▶ _Figure record listings_:
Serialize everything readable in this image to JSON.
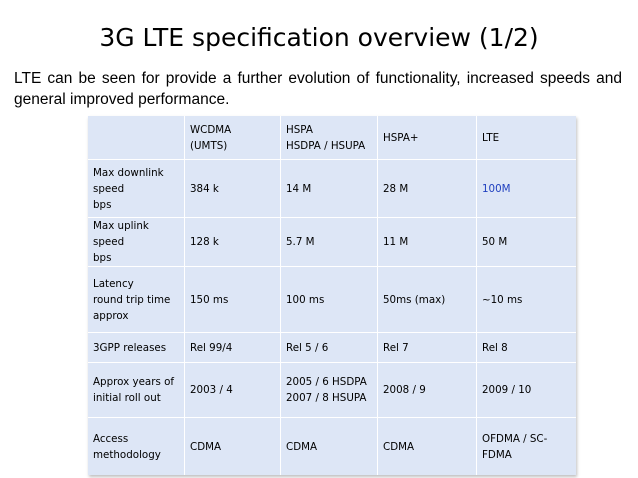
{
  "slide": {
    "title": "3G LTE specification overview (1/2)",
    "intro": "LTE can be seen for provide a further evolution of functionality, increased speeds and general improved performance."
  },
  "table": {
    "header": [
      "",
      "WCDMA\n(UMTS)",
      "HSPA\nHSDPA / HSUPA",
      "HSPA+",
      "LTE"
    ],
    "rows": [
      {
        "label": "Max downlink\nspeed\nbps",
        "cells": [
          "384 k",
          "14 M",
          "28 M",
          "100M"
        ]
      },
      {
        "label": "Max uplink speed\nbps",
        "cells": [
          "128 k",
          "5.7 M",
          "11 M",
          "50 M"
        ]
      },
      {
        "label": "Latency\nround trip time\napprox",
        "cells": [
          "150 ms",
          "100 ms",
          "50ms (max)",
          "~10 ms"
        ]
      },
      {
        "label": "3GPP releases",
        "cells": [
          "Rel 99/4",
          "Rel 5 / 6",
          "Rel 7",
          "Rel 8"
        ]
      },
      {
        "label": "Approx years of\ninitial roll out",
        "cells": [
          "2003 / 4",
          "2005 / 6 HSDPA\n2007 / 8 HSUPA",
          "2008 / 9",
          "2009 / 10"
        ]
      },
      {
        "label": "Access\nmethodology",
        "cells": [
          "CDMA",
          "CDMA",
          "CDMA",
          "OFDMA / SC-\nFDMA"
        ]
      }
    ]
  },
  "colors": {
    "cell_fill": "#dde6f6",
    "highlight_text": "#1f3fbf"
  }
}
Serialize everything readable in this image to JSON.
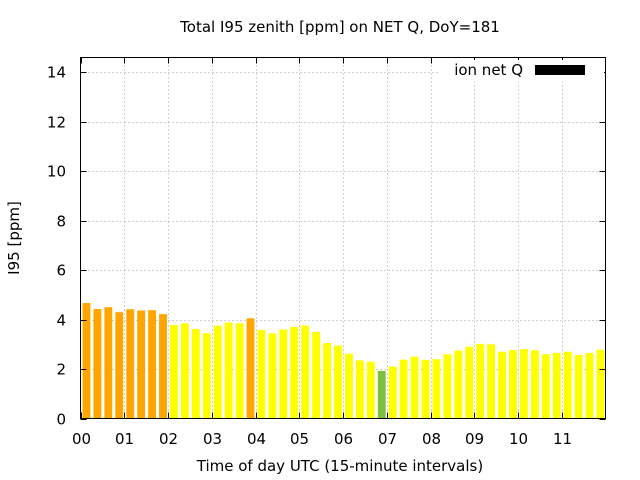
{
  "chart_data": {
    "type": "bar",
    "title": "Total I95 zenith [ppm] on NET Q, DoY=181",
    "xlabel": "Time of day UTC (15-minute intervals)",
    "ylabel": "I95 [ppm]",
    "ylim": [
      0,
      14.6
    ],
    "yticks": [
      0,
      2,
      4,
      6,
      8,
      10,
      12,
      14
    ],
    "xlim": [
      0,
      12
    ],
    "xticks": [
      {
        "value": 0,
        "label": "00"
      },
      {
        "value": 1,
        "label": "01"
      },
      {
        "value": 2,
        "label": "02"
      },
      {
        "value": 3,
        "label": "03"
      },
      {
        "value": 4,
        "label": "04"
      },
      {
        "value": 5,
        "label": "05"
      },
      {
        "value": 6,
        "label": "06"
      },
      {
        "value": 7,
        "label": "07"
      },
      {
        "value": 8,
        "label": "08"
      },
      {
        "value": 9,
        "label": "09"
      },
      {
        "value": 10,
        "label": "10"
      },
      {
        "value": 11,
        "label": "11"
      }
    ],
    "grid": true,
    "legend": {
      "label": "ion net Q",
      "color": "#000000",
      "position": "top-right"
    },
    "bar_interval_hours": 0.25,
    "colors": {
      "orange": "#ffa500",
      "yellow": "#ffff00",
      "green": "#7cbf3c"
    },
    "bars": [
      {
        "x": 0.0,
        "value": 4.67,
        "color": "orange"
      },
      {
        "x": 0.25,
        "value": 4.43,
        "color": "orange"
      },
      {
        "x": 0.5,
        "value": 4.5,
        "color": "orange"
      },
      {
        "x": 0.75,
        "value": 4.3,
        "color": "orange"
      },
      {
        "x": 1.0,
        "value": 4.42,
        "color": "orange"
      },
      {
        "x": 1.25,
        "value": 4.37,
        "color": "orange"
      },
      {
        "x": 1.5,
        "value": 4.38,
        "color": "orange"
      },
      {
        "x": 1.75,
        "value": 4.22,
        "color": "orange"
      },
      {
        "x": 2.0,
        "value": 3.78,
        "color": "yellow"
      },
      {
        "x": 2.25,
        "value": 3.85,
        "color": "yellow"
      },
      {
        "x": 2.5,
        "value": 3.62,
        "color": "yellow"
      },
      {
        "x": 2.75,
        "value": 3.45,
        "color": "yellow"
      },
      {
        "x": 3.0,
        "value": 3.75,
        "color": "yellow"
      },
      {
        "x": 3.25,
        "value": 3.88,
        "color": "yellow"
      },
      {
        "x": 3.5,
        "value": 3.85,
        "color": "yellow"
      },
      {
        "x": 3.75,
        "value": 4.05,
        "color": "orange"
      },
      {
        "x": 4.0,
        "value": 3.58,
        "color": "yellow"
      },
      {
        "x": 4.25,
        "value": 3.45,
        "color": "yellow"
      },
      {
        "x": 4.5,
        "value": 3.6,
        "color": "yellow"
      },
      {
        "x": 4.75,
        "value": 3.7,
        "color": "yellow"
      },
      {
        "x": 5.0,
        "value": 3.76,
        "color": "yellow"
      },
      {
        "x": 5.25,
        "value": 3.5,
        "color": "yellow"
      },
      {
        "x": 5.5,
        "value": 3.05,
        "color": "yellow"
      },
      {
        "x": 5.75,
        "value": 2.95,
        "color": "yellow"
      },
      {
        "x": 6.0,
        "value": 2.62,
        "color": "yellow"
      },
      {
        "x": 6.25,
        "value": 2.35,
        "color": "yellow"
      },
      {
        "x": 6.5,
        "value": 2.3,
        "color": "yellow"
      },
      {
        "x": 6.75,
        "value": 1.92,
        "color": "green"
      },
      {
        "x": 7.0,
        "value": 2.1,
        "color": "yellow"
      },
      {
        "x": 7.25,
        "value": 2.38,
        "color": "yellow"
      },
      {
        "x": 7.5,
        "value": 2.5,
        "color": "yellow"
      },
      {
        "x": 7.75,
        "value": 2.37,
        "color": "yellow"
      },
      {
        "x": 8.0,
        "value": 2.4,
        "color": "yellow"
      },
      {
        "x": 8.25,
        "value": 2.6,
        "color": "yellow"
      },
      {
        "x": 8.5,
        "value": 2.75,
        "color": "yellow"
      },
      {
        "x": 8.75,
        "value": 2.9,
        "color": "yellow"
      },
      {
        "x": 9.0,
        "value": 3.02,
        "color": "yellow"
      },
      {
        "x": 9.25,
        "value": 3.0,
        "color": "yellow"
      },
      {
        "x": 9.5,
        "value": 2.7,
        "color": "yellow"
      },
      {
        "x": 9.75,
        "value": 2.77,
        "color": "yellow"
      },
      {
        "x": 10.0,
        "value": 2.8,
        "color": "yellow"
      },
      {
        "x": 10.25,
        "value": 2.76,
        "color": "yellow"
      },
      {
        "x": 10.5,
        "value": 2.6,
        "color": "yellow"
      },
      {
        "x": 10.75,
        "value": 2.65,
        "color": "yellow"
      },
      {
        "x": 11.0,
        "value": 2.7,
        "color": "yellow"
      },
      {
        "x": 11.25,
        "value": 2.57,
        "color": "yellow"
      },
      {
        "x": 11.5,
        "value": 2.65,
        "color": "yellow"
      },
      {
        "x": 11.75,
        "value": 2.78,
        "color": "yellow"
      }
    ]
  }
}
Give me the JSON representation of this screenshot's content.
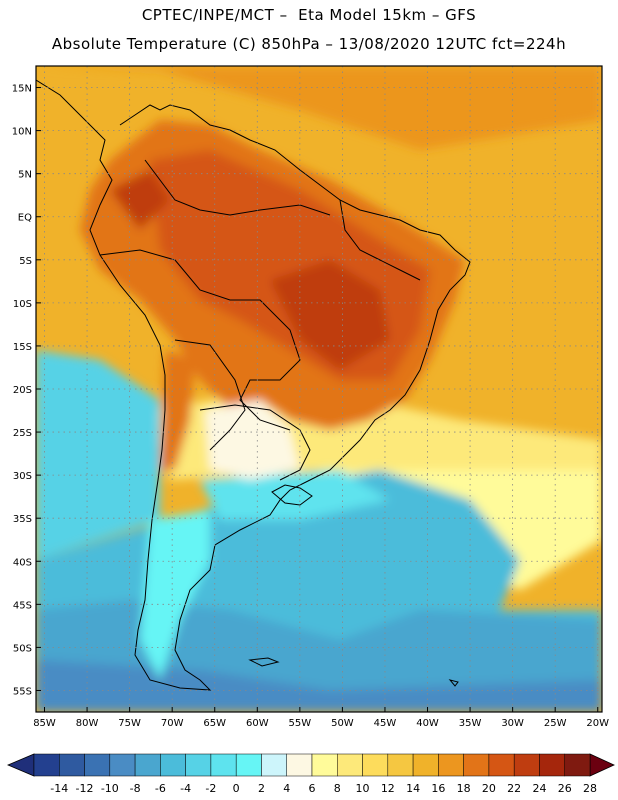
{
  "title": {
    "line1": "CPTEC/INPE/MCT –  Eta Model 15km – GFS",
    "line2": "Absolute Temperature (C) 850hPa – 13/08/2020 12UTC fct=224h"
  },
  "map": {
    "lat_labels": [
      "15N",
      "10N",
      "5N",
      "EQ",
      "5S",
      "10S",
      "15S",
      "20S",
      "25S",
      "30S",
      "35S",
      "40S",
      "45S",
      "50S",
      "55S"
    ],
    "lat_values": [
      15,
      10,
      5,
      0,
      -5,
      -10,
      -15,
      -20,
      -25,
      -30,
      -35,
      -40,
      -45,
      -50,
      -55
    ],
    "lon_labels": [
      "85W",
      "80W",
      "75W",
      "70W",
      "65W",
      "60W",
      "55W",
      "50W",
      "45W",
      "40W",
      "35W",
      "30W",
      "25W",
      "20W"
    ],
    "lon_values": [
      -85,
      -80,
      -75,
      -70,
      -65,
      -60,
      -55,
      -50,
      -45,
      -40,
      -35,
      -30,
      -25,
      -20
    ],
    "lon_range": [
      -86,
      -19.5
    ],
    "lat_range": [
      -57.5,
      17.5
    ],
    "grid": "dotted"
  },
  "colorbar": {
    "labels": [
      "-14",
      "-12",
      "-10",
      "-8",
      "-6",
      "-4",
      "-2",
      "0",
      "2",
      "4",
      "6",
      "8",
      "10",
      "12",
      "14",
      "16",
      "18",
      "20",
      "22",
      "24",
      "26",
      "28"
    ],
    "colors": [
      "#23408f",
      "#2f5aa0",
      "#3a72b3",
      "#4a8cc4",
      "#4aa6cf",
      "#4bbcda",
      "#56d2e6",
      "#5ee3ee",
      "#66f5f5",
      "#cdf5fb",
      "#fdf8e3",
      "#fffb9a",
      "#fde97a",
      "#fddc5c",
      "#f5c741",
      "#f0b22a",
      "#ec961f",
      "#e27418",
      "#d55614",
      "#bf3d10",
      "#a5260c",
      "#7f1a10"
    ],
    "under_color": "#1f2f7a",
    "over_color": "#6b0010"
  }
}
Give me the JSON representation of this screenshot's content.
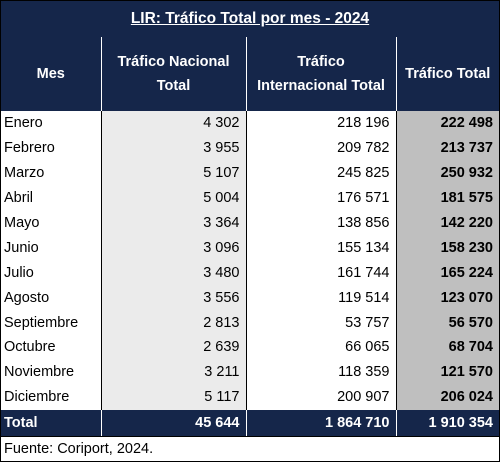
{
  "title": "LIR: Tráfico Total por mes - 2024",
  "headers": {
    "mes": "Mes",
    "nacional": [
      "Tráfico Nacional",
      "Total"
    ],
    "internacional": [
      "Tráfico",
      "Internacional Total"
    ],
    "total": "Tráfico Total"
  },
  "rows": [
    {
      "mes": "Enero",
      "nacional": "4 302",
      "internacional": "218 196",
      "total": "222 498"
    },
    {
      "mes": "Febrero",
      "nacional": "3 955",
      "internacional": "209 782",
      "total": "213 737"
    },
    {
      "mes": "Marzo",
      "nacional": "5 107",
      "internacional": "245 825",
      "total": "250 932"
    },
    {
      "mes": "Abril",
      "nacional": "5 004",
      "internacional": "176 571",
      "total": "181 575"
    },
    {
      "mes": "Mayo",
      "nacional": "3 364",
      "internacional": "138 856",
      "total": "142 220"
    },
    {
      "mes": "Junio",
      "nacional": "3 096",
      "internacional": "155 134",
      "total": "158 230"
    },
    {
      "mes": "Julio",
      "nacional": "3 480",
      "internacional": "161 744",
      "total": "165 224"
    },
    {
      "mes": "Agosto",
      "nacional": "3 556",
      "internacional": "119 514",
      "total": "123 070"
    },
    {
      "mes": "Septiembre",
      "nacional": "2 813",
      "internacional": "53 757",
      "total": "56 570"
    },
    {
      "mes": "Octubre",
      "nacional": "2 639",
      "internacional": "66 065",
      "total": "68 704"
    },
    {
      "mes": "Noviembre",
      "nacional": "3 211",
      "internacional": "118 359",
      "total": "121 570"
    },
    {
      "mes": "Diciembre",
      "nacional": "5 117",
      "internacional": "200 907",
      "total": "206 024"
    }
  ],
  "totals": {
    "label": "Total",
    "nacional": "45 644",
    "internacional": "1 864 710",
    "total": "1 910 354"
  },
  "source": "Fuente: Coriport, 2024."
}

▶ _Directive_: Give nothing but the count of lines in the listing above that hold the string "HSUPA".

▶ _Task answer_: 2